What to do:
Present each line of the entries below that holds the word "artist".

— START OF Records for processing —

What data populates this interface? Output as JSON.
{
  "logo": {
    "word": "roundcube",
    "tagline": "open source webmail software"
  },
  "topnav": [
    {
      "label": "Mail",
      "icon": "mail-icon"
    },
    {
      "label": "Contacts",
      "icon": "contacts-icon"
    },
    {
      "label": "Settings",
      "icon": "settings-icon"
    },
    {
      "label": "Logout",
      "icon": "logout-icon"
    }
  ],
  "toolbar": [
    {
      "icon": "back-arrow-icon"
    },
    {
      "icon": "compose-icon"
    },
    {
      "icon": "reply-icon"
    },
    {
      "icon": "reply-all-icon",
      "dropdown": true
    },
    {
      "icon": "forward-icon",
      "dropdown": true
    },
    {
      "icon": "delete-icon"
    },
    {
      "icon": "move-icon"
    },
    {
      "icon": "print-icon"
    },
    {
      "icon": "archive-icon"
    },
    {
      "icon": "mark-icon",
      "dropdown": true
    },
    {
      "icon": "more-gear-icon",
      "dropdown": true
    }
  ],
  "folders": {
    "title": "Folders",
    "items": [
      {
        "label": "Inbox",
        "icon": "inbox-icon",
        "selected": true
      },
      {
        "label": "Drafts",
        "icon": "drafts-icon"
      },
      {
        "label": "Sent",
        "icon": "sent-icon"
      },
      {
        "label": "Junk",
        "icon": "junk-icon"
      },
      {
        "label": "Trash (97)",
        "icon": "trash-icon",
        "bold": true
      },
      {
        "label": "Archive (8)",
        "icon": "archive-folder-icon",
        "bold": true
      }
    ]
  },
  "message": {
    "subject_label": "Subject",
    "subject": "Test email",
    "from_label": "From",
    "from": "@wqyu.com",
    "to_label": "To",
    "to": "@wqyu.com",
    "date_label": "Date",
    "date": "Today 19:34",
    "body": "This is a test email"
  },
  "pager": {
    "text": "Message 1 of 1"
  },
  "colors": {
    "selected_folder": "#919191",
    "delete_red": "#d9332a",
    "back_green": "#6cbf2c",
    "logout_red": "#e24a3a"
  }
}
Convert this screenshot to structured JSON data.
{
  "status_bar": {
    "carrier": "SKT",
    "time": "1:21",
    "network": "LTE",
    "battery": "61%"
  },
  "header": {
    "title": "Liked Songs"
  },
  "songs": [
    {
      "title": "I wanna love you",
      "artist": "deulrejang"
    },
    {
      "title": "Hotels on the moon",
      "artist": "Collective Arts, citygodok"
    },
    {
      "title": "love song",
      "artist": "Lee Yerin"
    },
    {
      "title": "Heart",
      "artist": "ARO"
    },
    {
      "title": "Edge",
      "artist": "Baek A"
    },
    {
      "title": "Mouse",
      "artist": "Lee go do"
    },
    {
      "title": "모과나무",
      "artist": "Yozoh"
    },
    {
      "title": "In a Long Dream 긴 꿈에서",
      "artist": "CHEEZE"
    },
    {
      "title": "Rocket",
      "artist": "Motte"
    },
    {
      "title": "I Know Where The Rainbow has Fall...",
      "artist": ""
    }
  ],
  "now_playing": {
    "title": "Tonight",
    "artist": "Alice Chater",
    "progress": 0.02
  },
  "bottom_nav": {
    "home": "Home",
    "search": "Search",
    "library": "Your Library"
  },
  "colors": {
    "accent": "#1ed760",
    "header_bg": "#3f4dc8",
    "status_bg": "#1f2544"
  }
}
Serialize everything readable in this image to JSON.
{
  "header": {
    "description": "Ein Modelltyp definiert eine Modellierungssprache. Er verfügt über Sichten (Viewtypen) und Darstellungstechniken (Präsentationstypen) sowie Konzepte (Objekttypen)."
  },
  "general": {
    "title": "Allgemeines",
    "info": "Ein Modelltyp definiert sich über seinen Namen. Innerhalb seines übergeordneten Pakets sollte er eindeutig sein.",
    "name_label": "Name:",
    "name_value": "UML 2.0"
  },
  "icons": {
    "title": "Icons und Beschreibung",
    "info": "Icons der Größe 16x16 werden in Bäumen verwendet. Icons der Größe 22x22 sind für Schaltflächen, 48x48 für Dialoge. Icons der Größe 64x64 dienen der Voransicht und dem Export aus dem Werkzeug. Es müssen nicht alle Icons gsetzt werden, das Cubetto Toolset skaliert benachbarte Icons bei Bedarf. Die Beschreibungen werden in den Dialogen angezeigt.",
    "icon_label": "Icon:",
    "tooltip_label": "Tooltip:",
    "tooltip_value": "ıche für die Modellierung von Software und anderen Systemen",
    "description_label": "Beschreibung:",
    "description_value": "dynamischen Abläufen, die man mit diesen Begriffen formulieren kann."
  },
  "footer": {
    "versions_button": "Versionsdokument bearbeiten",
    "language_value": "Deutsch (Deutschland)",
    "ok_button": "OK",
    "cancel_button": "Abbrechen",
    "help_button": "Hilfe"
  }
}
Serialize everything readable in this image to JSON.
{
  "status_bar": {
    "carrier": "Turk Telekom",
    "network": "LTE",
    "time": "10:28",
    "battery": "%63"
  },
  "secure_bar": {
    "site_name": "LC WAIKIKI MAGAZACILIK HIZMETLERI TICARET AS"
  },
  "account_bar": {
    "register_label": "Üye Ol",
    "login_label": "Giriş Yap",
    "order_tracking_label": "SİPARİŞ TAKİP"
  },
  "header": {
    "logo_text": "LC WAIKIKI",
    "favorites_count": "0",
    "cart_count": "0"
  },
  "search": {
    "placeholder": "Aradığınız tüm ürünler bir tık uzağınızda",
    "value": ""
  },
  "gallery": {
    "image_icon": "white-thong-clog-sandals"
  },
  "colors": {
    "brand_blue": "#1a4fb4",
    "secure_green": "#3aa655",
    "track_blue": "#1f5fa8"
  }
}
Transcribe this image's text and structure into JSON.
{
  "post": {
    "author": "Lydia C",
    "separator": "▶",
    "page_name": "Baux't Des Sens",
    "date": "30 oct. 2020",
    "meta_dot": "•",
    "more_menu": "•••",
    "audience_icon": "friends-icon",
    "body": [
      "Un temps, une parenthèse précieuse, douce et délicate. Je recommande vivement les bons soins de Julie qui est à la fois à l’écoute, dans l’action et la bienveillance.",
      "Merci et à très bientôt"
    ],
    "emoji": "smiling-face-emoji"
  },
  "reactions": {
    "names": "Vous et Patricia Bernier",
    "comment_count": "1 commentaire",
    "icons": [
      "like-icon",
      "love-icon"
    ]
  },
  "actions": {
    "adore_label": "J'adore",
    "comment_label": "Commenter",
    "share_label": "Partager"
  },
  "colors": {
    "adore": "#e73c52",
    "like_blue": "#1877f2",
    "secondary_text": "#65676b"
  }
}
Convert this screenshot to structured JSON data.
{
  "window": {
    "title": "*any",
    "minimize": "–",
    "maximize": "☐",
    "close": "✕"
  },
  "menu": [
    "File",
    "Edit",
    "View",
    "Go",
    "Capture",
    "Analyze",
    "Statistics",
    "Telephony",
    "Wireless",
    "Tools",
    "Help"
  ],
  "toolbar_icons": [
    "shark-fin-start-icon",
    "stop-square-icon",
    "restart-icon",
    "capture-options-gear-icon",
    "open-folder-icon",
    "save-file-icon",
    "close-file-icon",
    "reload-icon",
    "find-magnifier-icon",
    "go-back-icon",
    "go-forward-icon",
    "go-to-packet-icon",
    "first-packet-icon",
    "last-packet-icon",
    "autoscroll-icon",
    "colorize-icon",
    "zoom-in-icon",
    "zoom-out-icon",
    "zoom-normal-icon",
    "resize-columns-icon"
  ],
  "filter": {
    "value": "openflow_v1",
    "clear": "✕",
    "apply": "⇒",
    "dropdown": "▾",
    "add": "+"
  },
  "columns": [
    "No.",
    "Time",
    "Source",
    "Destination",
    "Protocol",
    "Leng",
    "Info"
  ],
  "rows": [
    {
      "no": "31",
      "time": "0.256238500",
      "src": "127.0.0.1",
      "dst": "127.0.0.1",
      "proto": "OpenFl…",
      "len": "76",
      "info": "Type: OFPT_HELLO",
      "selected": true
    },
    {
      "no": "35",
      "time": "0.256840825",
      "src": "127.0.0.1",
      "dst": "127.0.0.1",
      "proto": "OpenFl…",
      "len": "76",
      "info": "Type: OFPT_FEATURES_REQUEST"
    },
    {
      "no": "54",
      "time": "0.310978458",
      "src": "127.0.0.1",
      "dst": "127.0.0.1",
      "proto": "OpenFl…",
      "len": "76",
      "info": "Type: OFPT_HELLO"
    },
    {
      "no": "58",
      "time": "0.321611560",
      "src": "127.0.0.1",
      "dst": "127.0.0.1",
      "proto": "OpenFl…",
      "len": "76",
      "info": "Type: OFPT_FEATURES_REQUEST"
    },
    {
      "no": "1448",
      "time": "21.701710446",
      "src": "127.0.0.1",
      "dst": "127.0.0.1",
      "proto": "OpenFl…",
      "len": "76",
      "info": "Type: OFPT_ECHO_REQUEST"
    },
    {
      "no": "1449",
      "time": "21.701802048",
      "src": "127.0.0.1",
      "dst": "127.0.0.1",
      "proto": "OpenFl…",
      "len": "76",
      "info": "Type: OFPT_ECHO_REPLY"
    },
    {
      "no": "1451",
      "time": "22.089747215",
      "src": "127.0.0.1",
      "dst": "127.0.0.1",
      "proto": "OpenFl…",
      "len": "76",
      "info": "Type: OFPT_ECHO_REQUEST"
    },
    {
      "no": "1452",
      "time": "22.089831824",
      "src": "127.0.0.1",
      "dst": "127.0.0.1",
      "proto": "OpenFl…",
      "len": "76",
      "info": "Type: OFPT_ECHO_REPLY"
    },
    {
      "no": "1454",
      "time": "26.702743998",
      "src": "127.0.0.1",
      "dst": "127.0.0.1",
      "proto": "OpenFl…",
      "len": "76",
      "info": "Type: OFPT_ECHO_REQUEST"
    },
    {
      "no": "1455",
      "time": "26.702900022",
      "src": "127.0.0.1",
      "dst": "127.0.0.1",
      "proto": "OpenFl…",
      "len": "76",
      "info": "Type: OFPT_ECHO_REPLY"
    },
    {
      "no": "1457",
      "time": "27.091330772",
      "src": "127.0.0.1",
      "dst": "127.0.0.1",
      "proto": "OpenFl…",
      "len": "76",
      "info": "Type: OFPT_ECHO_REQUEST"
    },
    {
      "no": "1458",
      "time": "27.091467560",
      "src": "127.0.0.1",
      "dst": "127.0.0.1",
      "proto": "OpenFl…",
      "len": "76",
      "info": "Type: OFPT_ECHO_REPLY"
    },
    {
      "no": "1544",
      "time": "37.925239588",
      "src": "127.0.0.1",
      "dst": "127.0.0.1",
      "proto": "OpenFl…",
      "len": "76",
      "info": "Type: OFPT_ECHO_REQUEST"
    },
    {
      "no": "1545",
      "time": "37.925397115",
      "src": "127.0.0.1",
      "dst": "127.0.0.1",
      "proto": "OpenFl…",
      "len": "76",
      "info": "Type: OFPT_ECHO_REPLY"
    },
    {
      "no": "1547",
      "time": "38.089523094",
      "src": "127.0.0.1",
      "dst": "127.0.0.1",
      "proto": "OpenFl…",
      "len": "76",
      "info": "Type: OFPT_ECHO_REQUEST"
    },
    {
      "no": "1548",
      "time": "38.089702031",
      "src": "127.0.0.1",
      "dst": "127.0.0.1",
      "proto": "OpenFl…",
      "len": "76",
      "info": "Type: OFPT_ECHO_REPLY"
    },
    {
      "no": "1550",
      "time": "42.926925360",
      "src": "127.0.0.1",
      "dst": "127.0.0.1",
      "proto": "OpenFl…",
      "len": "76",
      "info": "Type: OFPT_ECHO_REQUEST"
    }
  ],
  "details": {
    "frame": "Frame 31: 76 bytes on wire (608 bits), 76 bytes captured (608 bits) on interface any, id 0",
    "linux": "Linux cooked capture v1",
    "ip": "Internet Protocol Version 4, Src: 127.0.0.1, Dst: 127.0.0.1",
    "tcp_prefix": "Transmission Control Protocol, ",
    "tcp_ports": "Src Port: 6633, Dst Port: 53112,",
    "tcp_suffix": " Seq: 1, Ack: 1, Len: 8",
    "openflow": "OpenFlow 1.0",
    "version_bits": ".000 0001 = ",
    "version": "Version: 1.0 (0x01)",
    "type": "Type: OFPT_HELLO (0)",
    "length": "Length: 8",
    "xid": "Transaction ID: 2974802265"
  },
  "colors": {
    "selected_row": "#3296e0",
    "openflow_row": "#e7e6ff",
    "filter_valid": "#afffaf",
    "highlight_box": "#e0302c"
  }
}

— END OF Records for processing —

The solution:
      "artist": "deulrejang"
      "artist": "Collective Arts, citygodok"
      "artist": "Lee Yerin"
      "artist": "ARO"
      "artist": "Baek A"
      "artist": "Lee go do"
      "artist": "Yozoh"
      "artist": "CHEEZE"
      "artist": "Motte"
      "artist": ""
    "artist": "Alice Chater",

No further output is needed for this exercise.